◆ Source information:
::::::

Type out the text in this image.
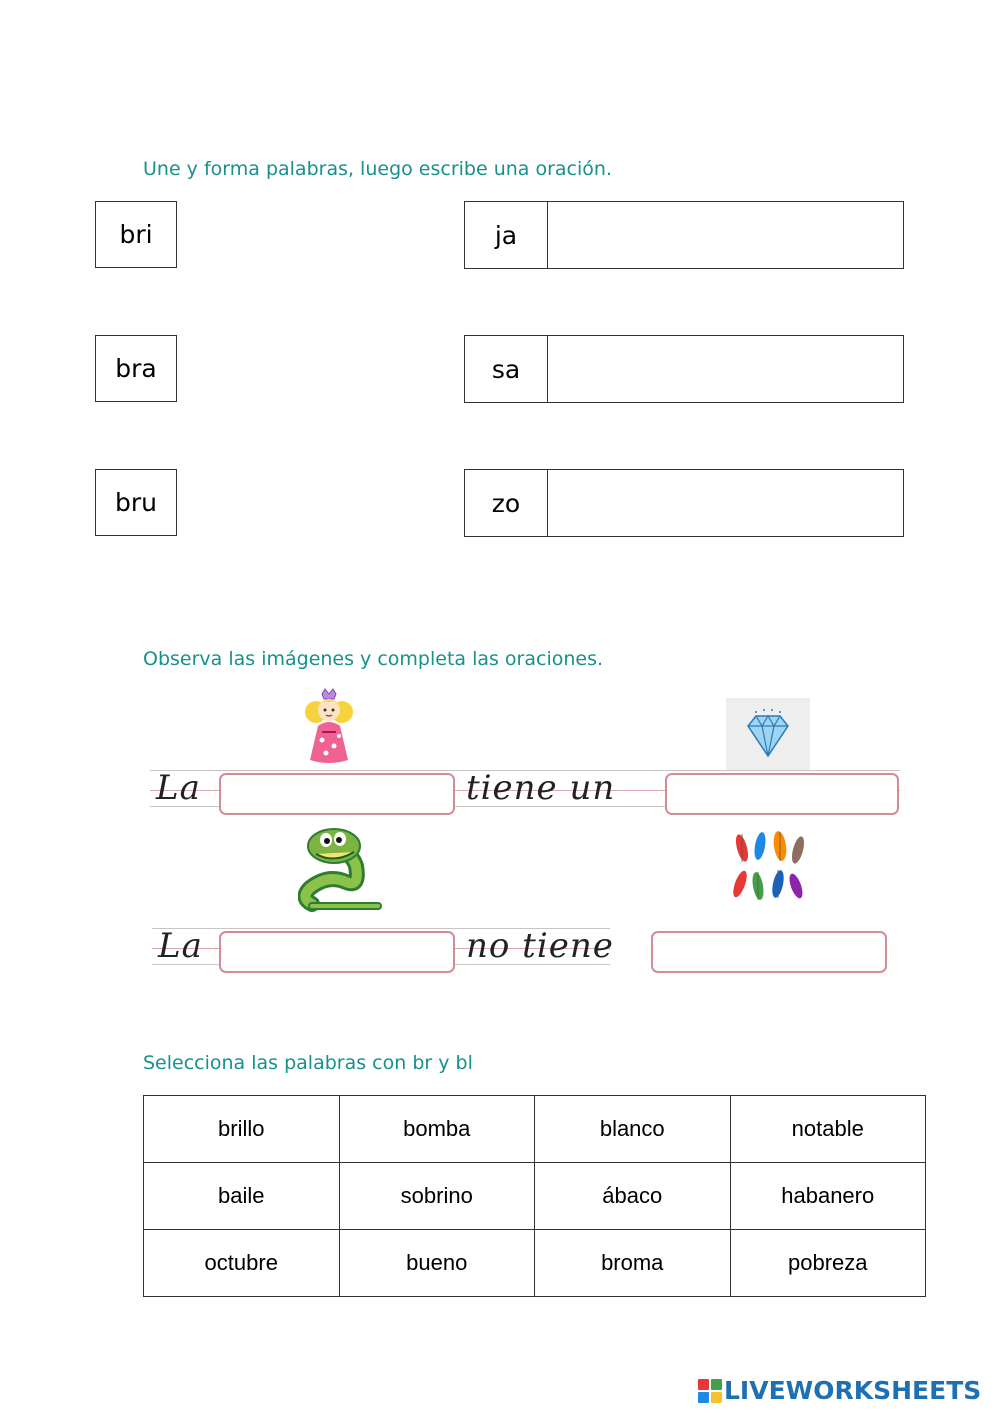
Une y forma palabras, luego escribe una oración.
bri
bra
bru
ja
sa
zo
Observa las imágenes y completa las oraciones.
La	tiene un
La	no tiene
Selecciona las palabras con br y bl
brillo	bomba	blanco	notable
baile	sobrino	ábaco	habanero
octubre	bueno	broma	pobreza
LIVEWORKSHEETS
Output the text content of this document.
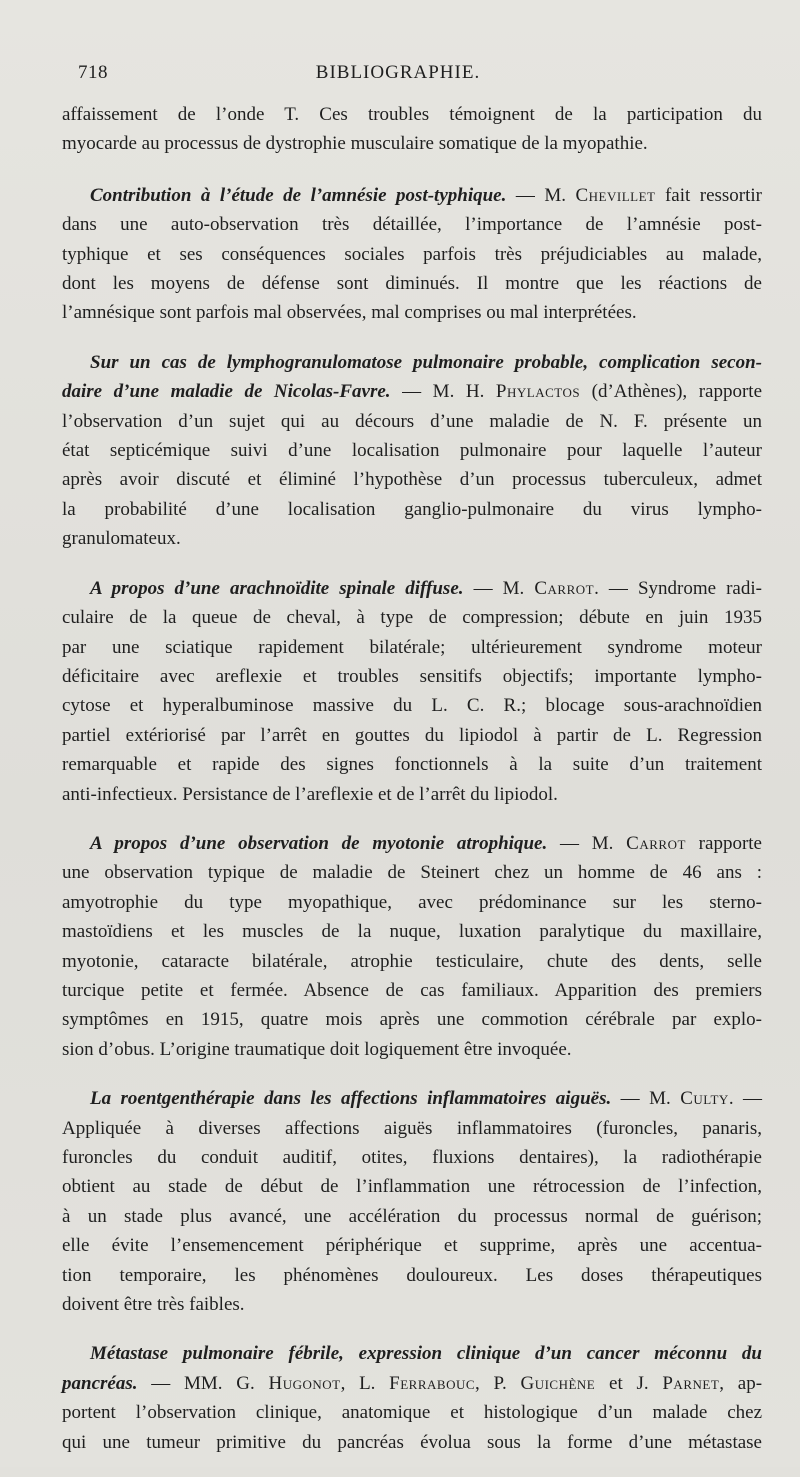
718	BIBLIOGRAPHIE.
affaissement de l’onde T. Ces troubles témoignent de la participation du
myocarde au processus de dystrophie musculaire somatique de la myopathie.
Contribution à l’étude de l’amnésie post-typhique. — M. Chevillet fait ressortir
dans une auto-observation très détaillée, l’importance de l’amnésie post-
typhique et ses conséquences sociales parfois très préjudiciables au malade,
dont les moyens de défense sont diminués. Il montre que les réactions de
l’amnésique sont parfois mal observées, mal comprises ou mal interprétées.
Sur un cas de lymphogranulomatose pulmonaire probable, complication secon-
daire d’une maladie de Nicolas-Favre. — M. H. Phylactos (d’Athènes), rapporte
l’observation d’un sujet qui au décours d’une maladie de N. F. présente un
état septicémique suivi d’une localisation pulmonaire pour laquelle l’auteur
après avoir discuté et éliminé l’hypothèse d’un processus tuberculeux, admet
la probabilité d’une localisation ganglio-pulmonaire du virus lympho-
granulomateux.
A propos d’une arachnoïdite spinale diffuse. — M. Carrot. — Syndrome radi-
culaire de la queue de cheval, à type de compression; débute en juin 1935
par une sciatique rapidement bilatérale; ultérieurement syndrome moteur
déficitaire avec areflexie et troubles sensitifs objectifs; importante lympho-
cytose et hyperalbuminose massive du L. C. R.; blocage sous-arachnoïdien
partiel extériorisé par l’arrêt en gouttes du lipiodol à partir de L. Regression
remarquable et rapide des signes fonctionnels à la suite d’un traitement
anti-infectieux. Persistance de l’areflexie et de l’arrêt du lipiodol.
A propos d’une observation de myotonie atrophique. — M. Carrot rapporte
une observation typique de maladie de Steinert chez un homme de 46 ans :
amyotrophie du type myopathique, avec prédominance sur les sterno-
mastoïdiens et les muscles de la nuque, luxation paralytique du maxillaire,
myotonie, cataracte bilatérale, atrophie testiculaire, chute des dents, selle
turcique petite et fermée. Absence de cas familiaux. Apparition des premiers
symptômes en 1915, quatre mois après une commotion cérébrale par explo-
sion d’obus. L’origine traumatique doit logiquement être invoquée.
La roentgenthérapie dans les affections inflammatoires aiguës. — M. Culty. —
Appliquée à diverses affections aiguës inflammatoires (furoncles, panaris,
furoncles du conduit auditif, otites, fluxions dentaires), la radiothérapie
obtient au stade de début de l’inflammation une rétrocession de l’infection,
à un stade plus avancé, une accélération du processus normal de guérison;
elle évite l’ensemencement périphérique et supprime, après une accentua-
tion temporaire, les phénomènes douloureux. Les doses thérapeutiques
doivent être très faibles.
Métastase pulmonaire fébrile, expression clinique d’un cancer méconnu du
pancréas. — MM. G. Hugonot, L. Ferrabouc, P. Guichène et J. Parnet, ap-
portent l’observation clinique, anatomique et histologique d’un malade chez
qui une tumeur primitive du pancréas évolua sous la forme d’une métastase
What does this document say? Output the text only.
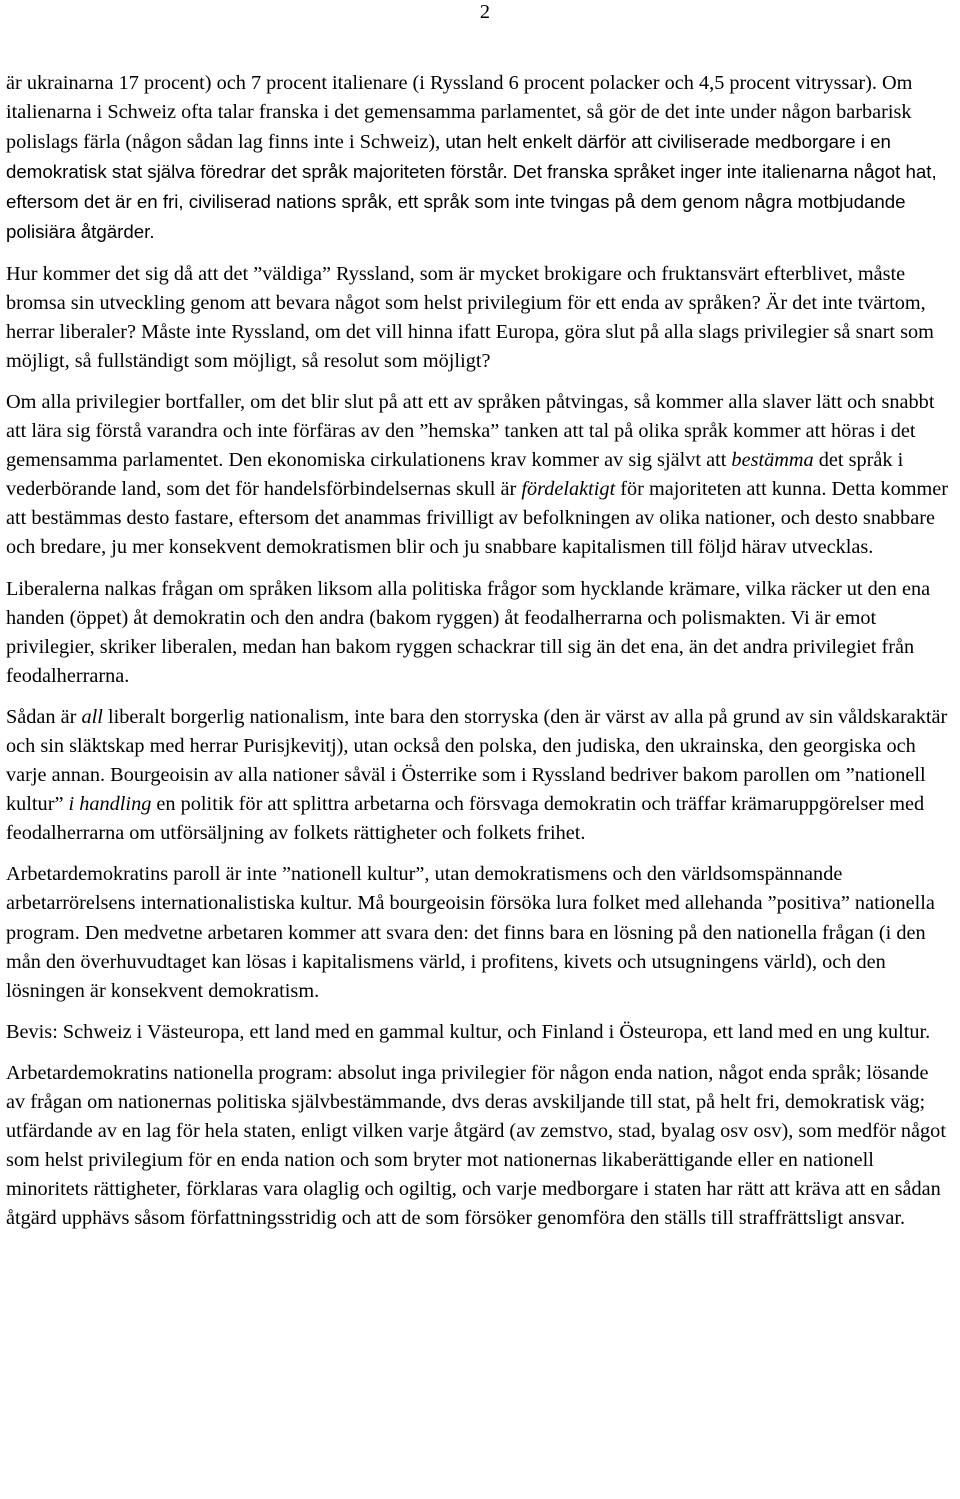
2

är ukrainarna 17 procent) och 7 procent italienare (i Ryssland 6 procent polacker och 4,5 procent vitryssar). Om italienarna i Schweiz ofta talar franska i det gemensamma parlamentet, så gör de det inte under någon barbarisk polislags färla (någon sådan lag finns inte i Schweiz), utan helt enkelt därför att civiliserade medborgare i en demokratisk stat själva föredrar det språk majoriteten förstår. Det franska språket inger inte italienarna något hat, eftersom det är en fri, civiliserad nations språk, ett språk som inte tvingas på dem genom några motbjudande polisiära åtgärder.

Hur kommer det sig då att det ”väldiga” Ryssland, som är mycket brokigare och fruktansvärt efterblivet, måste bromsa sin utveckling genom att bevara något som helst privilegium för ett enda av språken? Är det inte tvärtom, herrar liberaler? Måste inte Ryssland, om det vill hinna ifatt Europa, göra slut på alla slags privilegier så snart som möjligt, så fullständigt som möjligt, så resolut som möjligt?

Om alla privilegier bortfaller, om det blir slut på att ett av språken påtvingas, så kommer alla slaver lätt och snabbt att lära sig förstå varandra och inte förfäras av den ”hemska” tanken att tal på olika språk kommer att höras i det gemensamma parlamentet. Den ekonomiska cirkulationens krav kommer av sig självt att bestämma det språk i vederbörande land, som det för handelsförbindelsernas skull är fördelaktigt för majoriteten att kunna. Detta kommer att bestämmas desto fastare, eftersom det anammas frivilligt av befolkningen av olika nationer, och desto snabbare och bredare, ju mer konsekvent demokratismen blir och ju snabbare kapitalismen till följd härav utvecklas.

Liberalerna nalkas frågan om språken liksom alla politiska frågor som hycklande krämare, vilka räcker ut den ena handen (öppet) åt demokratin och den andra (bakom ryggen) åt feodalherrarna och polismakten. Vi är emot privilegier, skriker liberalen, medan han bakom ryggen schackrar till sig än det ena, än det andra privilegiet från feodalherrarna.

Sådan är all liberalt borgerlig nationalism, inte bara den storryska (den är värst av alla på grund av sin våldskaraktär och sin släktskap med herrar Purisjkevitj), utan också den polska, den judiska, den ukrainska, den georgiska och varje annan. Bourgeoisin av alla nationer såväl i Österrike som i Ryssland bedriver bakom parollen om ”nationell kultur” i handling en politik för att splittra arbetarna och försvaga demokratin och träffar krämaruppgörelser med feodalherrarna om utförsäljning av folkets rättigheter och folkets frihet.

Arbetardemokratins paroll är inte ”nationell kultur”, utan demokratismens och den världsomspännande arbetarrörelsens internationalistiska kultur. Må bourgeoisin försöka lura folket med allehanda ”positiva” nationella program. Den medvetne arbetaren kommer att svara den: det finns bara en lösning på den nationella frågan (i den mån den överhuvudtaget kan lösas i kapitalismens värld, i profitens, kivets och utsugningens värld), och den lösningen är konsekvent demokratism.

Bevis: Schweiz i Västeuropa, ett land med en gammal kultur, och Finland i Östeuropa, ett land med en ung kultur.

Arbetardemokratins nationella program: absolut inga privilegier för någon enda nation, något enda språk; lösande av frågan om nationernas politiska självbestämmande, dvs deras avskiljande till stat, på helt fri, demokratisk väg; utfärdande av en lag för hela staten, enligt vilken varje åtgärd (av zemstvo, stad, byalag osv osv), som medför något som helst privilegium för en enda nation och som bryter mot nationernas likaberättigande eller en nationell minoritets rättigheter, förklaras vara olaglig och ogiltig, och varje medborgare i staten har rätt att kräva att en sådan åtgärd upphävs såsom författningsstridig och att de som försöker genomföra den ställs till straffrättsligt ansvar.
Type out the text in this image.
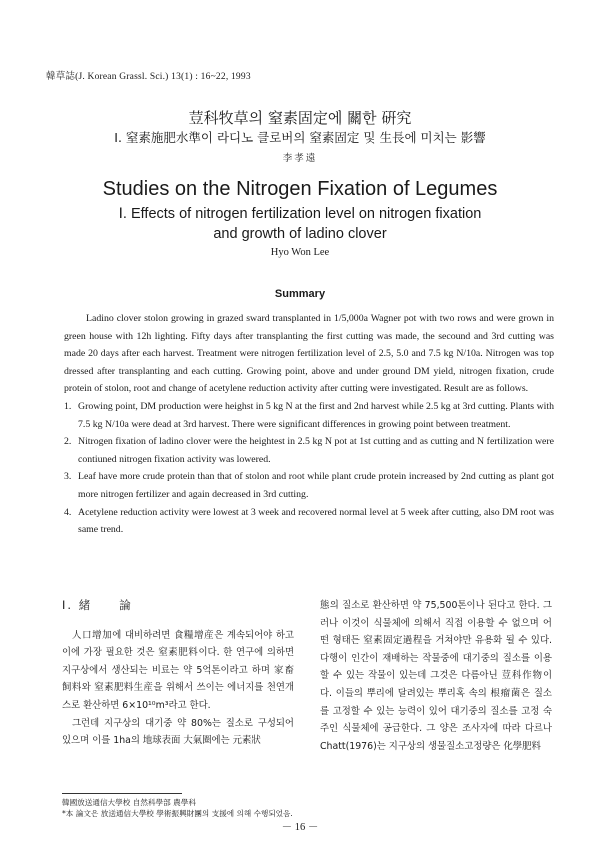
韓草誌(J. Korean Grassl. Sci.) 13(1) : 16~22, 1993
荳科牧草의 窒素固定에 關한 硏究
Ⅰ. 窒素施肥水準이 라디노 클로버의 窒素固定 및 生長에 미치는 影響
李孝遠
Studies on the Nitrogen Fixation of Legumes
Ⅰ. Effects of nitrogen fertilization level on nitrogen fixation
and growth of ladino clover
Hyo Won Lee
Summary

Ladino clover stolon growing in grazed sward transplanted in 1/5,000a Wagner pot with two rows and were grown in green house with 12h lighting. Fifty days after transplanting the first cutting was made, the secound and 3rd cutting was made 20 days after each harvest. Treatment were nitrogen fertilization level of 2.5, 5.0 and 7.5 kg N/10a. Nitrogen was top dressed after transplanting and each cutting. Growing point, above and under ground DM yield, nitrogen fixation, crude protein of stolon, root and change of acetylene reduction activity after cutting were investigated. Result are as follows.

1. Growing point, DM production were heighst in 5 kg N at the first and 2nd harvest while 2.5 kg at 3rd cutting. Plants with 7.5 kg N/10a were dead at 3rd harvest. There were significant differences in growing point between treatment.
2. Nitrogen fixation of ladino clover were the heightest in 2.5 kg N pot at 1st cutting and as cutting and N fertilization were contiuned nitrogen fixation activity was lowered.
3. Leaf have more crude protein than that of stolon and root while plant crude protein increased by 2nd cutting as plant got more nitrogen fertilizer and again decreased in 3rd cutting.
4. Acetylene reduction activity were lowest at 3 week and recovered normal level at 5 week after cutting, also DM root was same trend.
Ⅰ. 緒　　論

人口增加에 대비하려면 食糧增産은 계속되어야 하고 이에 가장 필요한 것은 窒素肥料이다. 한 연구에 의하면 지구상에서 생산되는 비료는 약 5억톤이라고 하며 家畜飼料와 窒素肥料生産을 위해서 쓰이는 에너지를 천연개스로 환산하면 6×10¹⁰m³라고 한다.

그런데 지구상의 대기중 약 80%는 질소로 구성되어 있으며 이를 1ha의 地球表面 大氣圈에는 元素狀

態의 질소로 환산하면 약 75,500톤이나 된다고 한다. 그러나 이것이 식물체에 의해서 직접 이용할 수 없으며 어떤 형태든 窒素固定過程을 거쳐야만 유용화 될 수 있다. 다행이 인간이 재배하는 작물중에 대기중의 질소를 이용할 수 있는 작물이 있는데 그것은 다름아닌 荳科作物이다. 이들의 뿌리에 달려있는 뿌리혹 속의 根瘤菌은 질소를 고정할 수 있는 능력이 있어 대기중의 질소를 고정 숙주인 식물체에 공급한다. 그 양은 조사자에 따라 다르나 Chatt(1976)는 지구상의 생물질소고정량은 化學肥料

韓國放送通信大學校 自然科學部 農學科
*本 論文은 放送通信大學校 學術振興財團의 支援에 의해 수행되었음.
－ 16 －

::::::

Search the preceding listing for the word "growing" and pull out every line that holds it.

◆ Reply:
Ladino clover stolon growing in grazed sward transplanted in 1/5,000a Wagner pot with two rows and were grown in green house with 12h lighting. Fifty days after transplanting the first cutting was made, the secound and 3rd cutting was made 20 days after each harvest. Treatment were nitrogen fertilization level of 2.5, 5.0 and 7.5 kg N/10a. Nitrogen was top dressed after transplanting and each cutting. Growing point, above and under ground DM yield, nitrogen fixation, crude protein of stolon, root and change of acetylene reduction activity after cutting were investigated. Result are as follows.
1. Growing point, DM production were heighst in 5 kg N at the first and 2nd harvest while 2.5 kg at 3rd cutting. Plants with 7.5 kg N/10a were dead at 3rd harvest. There were significant differences in growing point between treatment.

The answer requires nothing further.